What the task asks
Can the data below be echoed back word for word?
##### Provided information
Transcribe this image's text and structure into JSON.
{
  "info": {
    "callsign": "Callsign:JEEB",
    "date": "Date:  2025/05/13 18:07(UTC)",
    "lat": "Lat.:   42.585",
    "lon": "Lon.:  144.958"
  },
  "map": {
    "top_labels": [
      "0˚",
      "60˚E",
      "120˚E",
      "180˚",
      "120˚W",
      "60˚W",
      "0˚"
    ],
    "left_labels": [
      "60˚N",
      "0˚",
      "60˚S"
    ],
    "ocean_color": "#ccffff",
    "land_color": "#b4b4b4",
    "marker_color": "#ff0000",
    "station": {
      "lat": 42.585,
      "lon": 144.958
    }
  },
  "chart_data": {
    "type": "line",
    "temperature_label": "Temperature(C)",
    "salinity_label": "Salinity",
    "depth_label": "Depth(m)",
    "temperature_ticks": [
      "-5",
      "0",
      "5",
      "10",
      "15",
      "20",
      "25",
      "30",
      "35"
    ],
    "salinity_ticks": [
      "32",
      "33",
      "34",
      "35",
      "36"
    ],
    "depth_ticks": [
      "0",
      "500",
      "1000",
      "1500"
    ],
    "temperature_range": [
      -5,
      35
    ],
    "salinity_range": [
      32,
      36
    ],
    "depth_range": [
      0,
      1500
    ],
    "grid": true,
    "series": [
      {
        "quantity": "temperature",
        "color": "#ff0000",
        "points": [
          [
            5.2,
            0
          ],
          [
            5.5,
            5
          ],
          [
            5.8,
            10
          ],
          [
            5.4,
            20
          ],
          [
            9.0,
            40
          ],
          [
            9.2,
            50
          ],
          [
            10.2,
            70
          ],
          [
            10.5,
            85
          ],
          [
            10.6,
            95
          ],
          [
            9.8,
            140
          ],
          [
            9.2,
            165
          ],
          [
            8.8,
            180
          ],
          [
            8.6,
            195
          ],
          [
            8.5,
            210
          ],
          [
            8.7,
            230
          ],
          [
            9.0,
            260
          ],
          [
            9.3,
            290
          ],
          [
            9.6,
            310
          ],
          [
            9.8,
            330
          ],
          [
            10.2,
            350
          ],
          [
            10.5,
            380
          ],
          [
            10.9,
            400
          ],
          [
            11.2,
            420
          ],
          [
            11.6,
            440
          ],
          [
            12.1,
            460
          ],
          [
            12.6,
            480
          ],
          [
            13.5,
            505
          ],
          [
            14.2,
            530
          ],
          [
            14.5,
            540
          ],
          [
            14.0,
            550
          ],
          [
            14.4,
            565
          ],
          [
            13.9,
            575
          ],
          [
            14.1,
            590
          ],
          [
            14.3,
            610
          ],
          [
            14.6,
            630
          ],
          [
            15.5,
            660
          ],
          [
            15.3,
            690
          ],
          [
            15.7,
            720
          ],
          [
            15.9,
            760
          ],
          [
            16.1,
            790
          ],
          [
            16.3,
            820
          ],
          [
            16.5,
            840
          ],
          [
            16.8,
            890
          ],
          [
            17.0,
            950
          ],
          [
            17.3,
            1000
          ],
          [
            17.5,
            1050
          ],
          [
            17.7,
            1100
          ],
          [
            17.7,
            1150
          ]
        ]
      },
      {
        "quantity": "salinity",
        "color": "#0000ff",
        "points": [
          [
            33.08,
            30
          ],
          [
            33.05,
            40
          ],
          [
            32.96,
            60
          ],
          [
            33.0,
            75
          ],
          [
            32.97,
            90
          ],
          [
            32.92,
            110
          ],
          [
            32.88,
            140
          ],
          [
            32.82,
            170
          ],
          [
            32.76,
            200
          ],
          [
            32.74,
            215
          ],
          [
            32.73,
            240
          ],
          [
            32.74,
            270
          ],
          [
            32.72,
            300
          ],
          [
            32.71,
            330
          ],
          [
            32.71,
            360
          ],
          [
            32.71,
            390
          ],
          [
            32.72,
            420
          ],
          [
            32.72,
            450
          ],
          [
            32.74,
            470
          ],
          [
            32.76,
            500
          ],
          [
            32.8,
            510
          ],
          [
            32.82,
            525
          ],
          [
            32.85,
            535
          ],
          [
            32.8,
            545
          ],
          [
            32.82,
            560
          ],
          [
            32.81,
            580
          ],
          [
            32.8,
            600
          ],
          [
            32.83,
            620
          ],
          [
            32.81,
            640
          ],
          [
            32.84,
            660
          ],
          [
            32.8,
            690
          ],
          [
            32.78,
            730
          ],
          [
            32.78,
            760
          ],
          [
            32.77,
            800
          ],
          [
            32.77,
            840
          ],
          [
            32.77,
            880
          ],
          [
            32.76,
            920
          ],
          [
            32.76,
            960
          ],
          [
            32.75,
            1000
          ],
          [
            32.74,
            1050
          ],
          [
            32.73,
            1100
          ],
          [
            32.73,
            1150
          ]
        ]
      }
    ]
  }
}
##########
Solution below
Transcribe this image's text and structure into JSON.
{
  "info": {
    "callsign": "Callsign:JEEB",
    "date": "Date:  2025/05/13 18:07(UTC)",
    "lat": "Lat.:   42.585",
    "lon": "Lon.:  144.958"
  },
  "map": {
    "top_labels": [
      "0˚",
      "60˚E",
      "120˚E",
      "180˚",
      "120˚W",
      "60˚W",
      "0˚"
    ],
    "left_labels": [
      "60˚N",
      "0˚",
      "60˚S"
    ],
    "ocean_color": "#ccffff",
    "land_color": "#b4b4b4",
    "marker_color": "#ff0000",
    "station": {
      "lat": 42.585,
      "lon": 144.958
    }
  },
  "chart_data": {
    "type": "line",
    "temperature_label": "Temperature(C)",
    "salinity_label": "Salinity",
    "depth_label": "Depth(m)",
    "temperature_ticks": [
      "-5",
      "0",
      "5",
      "10",
      "15",
      "20",
      "25",
      "30",
      "35"
    ],
    "salinity_ticks": [
      "32",
      "33",
      "34",
      "35",
      "36"
    ],
    "depth_ticks": [
      "0",
      "500",
      "1000",
      "1500"
    ],
    "temperature_range": [
      -5,
      35
    ],
    "salinity_range": [
      32,
      36
    ],
    "depth_range": [
      0,
      1500
    ],
    "grid": true,
    "series": [
      {
        "quantity": "temperature",
        "color": "#ff0000",
        "points": [
          [
            5.2,
            0
          ],
          [
            5.5,
            5
          ],
          [
            5.8,
            10
          ],
          [
            5.4,
            20
          ],
          [
            9.0,
            40
          ],
          [
            9.2,
            50
          ],
          [
            10.2,
            70
          ],
          [
            10.5,
            85
          ],
          [
            10.6,
            95
          ],
          [
            9.8,
            140
          ],
          [
            9.2,
            165
          ],
          [
            8.8,
            180
          ],
          [
            8.6,
            195
          ],
          [
            8.5,
            210
          ],
          [
            8.7,
            230
          ],
          [
            9.0,
            260
          ],
          [
            9.3,
            290
          ],
          [
            9.6,
            310
          ],
          [
            9.8,
            330
          ],
          [
            10.2,
            350
          ],
          [
            10.5,
            380
          ],
          [
            10.9,
            400
          ],
          [
            11.2,
            420
          ],
          [
            11.6,
            440
          ],
          [
            12.1,
            460
          ],
          [
            12.6,
            480
          ],
          [
            13.5,
            505
          ],
          [
            14.2,
            530
          ],
          [
            14.5,
            540
          ],
          [
            14.0,
            550
          ],
          [
            14.4,
            565
          ],
          [
            13.9,
            575
          ],
          [
            14.1,
            590
          ],
          [
            14.3,
            610
          ],
          [
            14.6,
            630
          ],
          [
            15.5,
            660
          ],
          [
            15.3,
            690
          ],
          [
            15.7,
            720
          ],
          [
            15.9,
            760
          ],
          [
            16.1,
            790
          ],
          [
            16.3,
            820
          ],
          [
            16.5,
            840
          ],
          [
            16.8,
            890
          ],
          [
            17.0,
            950
          ],
          [
            17.3,
            1000
          ],
          [
            17.5,
            1050
          ],
          [
            17.7,
            1100
          ],
          [
            17.7,
            1150
          ]
        ]
      },
      {
        "quantity": "salinity",
        "color": "#0000ff",
        "points": [
          [
            33.08,
            30
          ],
          [
            33.05,
            40
          ],
          [
            32.96,
            60
          ],
          [
            33.0,
            75
          ],
          [
            32.97,
            90
          ],
          [
            32.92,
            110
          ],
          [
            32.88,
            140
          ],
          [
            32.82,
            170
          ],
          [
            32.76,
            200
          ],
          [
            32.74,
            215
          ],
          [
            32.73,
            240
          ],
          [
            32.74,
            270
          ],
          [
            32.72,
            300
          ],
          [
            32.71,
            330
          ],
          [
            32.71,
            360
          ],
          [
            32.71,
            390
          ],
          [
            32.72,
            420
          ],
          [
            32.72,
            450
          ],
          [
            32.74,
            470
          ],
          [
            32.76,
            500
          ],
          [
            32.8,
            510
          ],
          [
            32.82,
            525
          ],
          [
            32.85,
            535
          ],
          [
            32.8,
            545
          ],
          [
            32.82,
            560
          ],
          [
            32.81,
            580
          ],
          [
            32.8,
            600
          ],
          [
            32.83,
            620
          ],
          [
            32.81,
            640
          ],
          [
            32.84,
            660
          ],
          [
            32.8,
            690
          ],
          [
            32.78,
            730
          ],
          [
            32.78,
            760
          ],
          [
            32.77,
            800
          ],
          [
            32.77,
            840
          ],
          [
            32.77,
            880
          ],
          [
            32.76,
            920
          ],
          [
            32.76,
            960
          ],
          [
            32.75,
            1000
          ],
          [
            32.74,
            1050
          ],
          [
            32.73,
            1100
          ],
          [
            32.73,
            1150
          ]
        ]
      }
    ]
  }
}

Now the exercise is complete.